What this task involves: Print all of the lines exactly. Any picture among them stays out.
_____
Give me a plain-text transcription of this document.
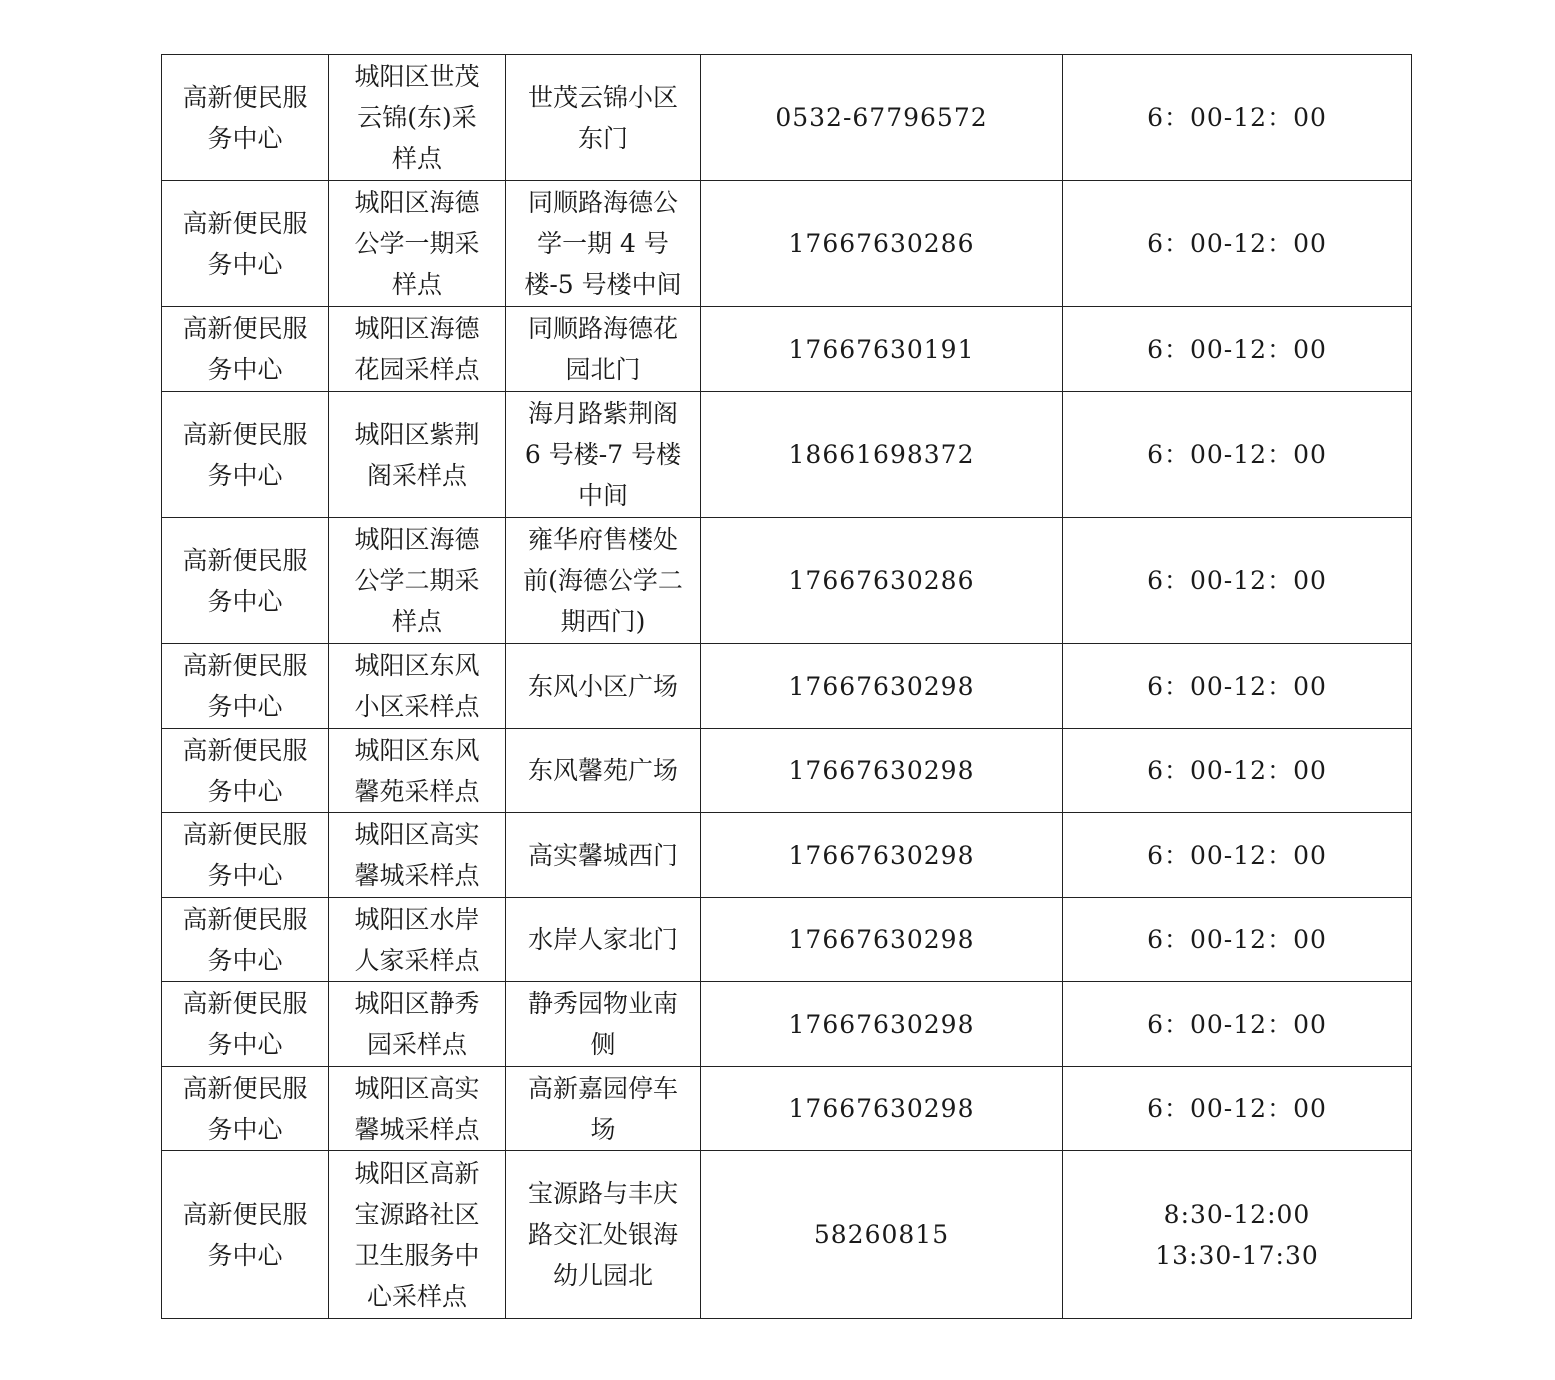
高新便民服务中心	城阳区世茂云锦(东)采样点	世茂云锦小区东门	0532-67796572	6：00-12：00

高新便民服务中心	城阳区海德公学一期采样点	同顺路海德公学一期 4 号楼-5 号楼中间	17667630286	6：00-12：00

高新便民服务中心	城阳区海德花园采样点	同顺路海德花园北门	17667630191	6：00-12：00

高新便民服务中心	城阳区紫荆阁采样点	海月路紫荆阁 6 号楼-7 号楼中间	18661698372	6：00-12：00

高新便民服务中心	城阳区海德公学二期采样点	雍华府售楼处前(海德公学二期西门)	17667630286	6：00-12：00

高新便民服务中心	城阳区东风小区采样点	东风小区广场	17667630298	6：00-12：00

高新便民服务中心	城阳区东风馨苑采样点	东风馨苑广场	17667630298	6：00-12：00

高新便民服务中心	城阳区高实馨城采样点	高实馨城西门	17667630298	6：00-12：00

高新便民服务中心	城阳区水岸人家采样点	水岸人家北门	17667630298	6：00-12：00

高新便民服务中心	城阳区静秀园采样点	静秀园物业南侧	17667630298	6：00-12：00

高新便民服务中心	城阳区高实馨城采样点	高新嘉园停车场	17667630298	6：00-12：00

高新便民服务中心	城阳区高新宝源路社区卫生服务中心采样点	宝源路与丰庆路交汇处银海幼儿园北	58260815	8:30-12:00
13:30-17:30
_____
The solution:
Give me a plain-text transcription of this document.
高新便民服务中心	城阳区世茂云锦(东)采样点	世茂云锦小区东门	0532-67796572	6：00-12：00

高新便民服务中心	城阳区海德公学一期采样点	同顺路海德公学一期 4 号楼-5 号楼中间	17667630286	6：00-12：00

高新便民服务中心	城阳区海德花园采样点	同顺路海德花园北门	17667630191	6：00-12：00

高新便民服务中心	城阳区紫荆阁采样点	海月路紫荆阁 6 号楼-7 号楼中间	18661698372	6：00-12：00

高新便民服务中心	城阳区海德公学二期采样点	雍华府售楼处前(海德公学二期西门)	17667630286	6：00-12：00

高新便民服务中心	城阳区东风小区采样点	东风小区广场	17667630298	6：00-12：00

高新便民服务中心	城阳区东风馨苑采样点	东风馨苑广场	17667630298	6：00-12：00

高新便民服务中心	城阳区高实馨城采样点	高实馨城西门	17667630298	6：00-12：00

高新便民服务中心	城阳区水岸人家采样点	水岸人家北门	17667630298	6：00-12：00

高新便民服务中心	城阳区静秀园采样点	静秀园物业南侧	17667630298	6：00-12：00

高新便民服务中心	城阳区高实馨城采样点	高新嘉园停车场	17667630298	6：00-12：00

高新便民服务中心	城阳区高新宝源路社区卫生服务中心采样点	宝源路与丰庆路交汇处银海幼儿园北	58260815	8:30-12:00
13:30-17:30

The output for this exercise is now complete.